Source passage:
The European Council and the Council of Europe
The Council of Europe’s main principles are democracy, human rights and the rule of law. Although it is entirely separate from the European Union, no member has ever joined the EU without first being a member of the Council of Europe (CoE). The CoE advocates for the protection of free speech, equality and the protection of minorities.
Its most important task is promulgating important conventions – chief amongst which is the Convention on Human Rights which was ratified by 47 countries. Other notable achievements of the Council of Europe include the Convention on Cybercrime, the Convention on the Prevention of Terrorism and the Convention against Corruption and Organized Crime.
On the other hand, the European Council is an institution which is part of the European Union (EU). It establishes the general political direction of the EU, while defining its priorities at any point in time. EU member state leaders meet and form the European Council and also decide on issues regarding the EU’s common foreign and security policy. The idea behind the European Council was to establish a platform whereby heads of government can meet in an informal way so as to exchange ideas and to break any deadlocks that may arise. To encourage this, there is very limited access to the sessions. Nevertheless, whether or not these meetings have managed to retain their “informality” is still up for debate.
Legally binding decisions are not taken by the Council, however it does take certain decisions with respect to policy development. Although originally the idea was for the European Council to work at a general level, many a time it works on very specific internal policy issues. This is because national leaders have the authority to deal with very sensitive issues, and there is now an expectation that important policy matters are to be determined by the European Council.
The specific roles of the European Council are not very clear and they tend to vary throughout the years – however many say it concerns itself with “very high politics”. Recently, the Council of Ministers has lost much of its traction to the European Council. The Council of Ministers is the other legislative body of the EU, and is made up of ministers from member states who represent their government. The ministers differ depending on the topics under discussion. Nowadays, major issues tend to go through the Council first, as opposed to the Council of Ministers.
The European Parliament in Strasbourg, the European Parliament in Brussels.
It must be said that the European Parliament has very limited power over Commission, the Council of Ministers and the European Council. Much like any democratic parliament, the European Parliament is the law making body of the EU. Apart from passing EU laws, it also decides on enlargements and agreements. It supervises many of the other institutions and approves the Commission’s representatives. Together with the Council, it also establishes the EU’s budget.

Items:
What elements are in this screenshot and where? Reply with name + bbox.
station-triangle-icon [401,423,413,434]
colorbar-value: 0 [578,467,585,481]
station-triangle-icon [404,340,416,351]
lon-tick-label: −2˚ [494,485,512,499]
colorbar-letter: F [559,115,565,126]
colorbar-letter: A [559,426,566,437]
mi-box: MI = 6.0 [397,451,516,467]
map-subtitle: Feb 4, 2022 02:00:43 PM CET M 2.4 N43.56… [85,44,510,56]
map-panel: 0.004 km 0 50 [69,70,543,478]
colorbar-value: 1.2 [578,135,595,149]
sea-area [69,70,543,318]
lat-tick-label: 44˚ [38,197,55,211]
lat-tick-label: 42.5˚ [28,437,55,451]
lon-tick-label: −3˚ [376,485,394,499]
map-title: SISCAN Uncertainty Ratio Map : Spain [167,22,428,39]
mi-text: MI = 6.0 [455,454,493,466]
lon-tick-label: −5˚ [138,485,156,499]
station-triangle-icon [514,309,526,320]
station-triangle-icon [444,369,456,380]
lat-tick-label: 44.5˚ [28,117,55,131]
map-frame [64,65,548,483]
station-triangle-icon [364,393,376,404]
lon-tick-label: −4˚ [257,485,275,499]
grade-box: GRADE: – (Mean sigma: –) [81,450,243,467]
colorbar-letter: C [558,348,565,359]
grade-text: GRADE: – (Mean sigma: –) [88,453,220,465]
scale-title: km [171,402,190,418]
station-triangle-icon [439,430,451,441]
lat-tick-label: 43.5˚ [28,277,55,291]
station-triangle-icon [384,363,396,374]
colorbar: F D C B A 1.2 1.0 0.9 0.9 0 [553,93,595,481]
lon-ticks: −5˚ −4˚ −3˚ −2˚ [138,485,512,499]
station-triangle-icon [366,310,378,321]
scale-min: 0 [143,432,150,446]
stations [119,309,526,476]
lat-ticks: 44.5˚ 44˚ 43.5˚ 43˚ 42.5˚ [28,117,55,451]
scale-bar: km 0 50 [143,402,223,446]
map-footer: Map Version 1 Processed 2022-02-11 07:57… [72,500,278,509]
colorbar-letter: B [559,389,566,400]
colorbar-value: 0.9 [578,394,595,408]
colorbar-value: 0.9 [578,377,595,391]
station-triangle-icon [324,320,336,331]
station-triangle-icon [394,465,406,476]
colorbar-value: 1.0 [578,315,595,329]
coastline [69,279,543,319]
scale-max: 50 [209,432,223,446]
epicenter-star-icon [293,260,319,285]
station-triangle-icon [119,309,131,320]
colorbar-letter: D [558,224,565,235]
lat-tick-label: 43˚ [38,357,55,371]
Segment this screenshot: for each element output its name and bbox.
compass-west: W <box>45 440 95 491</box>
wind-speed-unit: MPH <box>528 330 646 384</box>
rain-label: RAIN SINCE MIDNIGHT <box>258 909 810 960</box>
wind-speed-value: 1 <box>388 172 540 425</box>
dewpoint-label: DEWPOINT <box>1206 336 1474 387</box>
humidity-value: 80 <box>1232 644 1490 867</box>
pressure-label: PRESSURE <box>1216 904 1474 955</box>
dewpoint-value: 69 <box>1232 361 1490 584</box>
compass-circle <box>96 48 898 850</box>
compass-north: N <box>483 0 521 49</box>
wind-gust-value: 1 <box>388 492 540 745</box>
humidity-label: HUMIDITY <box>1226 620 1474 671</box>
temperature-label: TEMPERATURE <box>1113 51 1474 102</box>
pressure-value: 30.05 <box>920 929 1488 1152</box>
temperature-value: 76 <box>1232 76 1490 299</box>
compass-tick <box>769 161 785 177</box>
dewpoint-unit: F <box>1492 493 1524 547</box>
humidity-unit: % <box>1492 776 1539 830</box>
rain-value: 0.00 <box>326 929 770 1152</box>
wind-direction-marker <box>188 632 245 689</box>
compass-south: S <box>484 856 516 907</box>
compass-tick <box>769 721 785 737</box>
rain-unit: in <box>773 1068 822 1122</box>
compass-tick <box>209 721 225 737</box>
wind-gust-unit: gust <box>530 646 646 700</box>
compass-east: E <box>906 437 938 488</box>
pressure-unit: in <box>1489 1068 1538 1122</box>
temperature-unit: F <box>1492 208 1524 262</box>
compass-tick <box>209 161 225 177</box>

Exercise details: Pick up the passage on the European Council and the Council of Europe where it stops, and carry it on. The material plays no part in this exercise.

Task response:
The work of the Parliament can be divided into two main phases: the Committee phase, which is proposing, discussing and preparing legislation, and the Plenary phase, whereby MEPs vote on the proposed legislation.
There are two buildings where the European Parliament convenes: one in Brussels and one in Strasbourg. The Strasbourg seat was built as a symbol of reconciliation between France and Germany. The plenary sessions are held in Strasbourg – meaning that all the important votes are taken there. On the other hand, the Brussels EP is where the working groups and the committee meetings are held.
The fact that there are 2 European parliaments has been a thorn in many parliamentarians’ sides for years now. Dubbed the “travelling circus”, members, translators, officials and documents travel monthly from Brussels to Strasbourg for 4 days and back again. This move is costing the European taxpayer €114 million yearly.
Unfortunately, the EP is legally bound by the Treaty on the Functioning of the European Union to hold 12 plenary sessions a year at its Strasbourg seat. Since France has the power of the veto, any move by parliamentarians to close the Strasbourg seat will end in vain. The “travelling circus” brings over €100 million annually to the French coffers.
The European Commission
The European Commission proposes legislation and enforces European law, together with the Court of Justice of the European Union. It also manages and implements the EU budget, and negotiates on behalf of the European Union with other countries, such as with regards to trade agreements.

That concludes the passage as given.